* _Required work_
From the line containing "OCR this image." down to the last line of the material, return those lines verbatim and only those.
### Provided entries
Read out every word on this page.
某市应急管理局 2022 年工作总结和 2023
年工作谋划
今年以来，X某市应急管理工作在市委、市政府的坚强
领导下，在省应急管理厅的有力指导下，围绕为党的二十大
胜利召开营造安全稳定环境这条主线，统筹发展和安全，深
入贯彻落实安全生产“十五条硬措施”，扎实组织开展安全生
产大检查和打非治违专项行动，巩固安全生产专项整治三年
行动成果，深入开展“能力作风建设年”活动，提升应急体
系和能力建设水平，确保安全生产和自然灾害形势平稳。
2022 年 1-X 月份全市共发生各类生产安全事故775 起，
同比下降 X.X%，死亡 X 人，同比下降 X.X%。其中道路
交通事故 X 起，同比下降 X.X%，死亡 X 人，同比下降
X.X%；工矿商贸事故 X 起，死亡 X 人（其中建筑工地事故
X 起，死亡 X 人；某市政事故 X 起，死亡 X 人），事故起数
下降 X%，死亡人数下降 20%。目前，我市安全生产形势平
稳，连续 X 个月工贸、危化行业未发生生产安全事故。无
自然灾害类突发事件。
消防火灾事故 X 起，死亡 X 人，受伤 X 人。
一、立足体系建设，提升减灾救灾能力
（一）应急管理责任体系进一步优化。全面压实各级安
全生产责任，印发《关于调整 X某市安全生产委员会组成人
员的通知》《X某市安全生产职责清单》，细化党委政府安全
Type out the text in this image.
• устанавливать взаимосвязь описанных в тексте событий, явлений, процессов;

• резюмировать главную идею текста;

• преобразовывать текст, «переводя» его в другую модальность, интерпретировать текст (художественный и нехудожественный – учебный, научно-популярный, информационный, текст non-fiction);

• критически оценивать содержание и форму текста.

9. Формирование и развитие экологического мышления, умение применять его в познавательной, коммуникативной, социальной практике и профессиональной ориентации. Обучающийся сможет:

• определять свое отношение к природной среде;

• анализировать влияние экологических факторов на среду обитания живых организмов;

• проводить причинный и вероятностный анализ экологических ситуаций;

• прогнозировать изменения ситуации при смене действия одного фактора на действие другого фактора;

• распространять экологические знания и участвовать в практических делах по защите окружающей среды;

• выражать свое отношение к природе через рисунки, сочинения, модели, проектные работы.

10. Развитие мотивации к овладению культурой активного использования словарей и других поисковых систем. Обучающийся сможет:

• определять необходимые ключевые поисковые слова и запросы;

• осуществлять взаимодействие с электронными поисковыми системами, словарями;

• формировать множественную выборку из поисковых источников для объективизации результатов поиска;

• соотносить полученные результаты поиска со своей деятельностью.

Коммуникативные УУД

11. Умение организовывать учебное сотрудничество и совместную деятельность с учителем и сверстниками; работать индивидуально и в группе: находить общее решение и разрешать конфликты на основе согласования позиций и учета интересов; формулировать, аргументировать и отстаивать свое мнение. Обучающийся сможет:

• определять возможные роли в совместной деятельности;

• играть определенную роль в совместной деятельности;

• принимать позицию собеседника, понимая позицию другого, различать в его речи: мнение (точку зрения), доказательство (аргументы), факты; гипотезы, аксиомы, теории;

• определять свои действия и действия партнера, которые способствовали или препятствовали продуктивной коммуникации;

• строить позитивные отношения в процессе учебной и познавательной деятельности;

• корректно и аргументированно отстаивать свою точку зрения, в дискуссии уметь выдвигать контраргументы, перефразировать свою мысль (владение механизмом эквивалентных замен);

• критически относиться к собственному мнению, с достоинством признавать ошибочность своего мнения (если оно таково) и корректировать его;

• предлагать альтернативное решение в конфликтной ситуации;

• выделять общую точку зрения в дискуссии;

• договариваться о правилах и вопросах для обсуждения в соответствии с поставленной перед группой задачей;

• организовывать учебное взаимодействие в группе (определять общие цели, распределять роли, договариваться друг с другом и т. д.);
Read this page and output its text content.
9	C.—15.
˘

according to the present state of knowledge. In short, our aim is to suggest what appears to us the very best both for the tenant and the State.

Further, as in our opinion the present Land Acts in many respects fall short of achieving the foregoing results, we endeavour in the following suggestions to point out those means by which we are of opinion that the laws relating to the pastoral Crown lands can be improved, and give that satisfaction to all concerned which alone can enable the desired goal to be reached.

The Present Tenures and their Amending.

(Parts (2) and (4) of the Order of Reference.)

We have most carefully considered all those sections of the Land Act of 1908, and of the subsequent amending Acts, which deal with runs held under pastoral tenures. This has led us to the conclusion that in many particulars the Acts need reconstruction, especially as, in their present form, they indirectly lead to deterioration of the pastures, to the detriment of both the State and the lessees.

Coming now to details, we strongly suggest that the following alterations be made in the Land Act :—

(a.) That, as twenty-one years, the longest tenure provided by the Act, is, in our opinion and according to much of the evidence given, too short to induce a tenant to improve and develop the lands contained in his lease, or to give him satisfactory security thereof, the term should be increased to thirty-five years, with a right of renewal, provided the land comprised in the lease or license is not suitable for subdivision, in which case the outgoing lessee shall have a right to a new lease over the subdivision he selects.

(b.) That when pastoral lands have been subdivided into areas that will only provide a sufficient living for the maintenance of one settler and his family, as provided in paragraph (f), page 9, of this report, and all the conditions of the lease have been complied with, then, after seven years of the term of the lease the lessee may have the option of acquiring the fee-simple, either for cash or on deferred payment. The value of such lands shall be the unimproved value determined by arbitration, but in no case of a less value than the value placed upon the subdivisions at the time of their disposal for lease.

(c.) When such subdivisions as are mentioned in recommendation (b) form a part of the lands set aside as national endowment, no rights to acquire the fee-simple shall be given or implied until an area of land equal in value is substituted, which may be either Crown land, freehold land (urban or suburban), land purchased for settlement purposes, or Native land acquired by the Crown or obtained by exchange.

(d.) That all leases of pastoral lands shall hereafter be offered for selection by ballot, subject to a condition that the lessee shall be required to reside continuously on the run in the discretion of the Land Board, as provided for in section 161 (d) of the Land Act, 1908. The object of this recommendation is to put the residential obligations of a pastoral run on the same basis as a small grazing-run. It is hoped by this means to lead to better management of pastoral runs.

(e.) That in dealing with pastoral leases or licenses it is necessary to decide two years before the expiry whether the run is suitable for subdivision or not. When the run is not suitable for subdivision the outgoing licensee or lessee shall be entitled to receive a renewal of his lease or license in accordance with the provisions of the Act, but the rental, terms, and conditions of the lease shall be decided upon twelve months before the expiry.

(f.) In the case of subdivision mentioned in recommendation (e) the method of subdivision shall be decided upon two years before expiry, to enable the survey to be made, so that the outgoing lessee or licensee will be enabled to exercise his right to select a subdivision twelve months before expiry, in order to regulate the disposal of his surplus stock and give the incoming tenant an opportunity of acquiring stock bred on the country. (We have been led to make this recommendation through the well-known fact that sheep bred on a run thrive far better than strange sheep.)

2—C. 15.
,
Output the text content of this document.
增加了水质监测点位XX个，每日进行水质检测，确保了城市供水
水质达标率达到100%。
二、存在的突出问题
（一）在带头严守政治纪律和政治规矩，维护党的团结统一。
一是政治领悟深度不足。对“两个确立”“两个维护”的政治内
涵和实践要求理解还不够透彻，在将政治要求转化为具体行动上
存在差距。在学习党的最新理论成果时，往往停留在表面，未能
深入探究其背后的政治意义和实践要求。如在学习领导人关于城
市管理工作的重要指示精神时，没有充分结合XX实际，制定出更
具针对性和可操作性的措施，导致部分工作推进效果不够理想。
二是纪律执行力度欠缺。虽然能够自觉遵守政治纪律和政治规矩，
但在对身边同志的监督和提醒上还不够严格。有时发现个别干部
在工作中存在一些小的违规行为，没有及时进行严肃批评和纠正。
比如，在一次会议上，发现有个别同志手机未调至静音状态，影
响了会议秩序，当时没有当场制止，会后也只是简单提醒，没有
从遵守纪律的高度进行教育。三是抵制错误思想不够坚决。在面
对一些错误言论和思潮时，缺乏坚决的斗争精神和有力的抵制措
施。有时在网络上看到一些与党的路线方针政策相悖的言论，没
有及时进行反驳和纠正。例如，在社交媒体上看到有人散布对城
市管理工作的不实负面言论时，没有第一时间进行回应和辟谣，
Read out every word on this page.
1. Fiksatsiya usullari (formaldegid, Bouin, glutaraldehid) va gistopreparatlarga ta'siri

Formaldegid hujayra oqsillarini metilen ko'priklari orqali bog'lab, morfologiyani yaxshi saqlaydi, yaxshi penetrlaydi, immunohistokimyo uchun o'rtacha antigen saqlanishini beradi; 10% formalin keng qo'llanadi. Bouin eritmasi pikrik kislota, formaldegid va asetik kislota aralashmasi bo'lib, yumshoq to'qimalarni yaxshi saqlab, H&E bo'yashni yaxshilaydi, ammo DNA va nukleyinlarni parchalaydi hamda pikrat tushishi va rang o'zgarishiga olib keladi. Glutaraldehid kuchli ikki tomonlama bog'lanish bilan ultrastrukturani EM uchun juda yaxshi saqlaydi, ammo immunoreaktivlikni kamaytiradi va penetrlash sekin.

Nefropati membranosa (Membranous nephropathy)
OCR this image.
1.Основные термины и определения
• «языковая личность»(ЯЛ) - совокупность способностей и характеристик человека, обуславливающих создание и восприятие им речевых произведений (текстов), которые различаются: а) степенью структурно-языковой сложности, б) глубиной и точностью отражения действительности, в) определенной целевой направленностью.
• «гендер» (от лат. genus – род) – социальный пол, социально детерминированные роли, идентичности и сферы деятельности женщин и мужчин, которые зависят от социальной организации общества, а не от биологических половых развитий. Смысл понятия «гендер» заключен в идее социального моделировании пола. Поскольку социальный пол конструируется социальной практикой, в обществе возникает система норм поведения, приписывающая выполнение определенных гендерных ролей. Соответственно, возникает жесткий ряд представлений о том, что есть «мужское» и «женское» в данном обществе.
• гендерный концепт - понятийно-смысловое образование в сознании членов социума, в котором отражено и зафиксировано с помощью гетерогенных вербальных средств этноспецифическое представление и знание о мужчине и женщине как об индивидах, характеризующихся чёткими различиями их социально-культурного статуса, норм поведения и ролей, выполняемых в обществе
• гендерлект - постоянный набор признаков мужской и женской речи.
######
* _Output of the exercise_
OCR this image.
1.Основные термины и определения
• «языковая личность»(ЯЛ) - совокупность способностей и характеристик человека, обуславливающих создание и восприятие им речевых произведений (текстов), которые различаются: а) степенью структурно-языковой сложности, б) глубиной и точностью отражения действительности, в) определенной целевой направленностью.
• «гендер» (от лат. genus – род) – социальный пол, социально детерминированные роли, идентичности и сферы деятельности женщин и мужчин, которые зависят от социальной организации общества, а не от биологических половых развитий. Смысл понятия «гендер» заключен в идее социального моделировании пола. Поскольку социальный пол конструируется социальной практикой, в обществе возникает система норм поведения, приписывающая выполнение определенных гендерных ролей. Соответственно, возникает жесткий ряд представлений о том, что есть «мужское» и «женское» в данном обществе.
• гендерный концепт - понятийно-смысловое образование в сознании членов социума, в котором отражено и зафиксировано с помощью гетерогенных вербальных средств этноспецифическое представление и знание о мужчине и женщине как об индивидах, характеризующихся чёткими различиями их социально-культурного статуса, норм поведения и ролей, выполняемых в обществе
• гендерлект - постоянный набор признаков мужской и женской речи.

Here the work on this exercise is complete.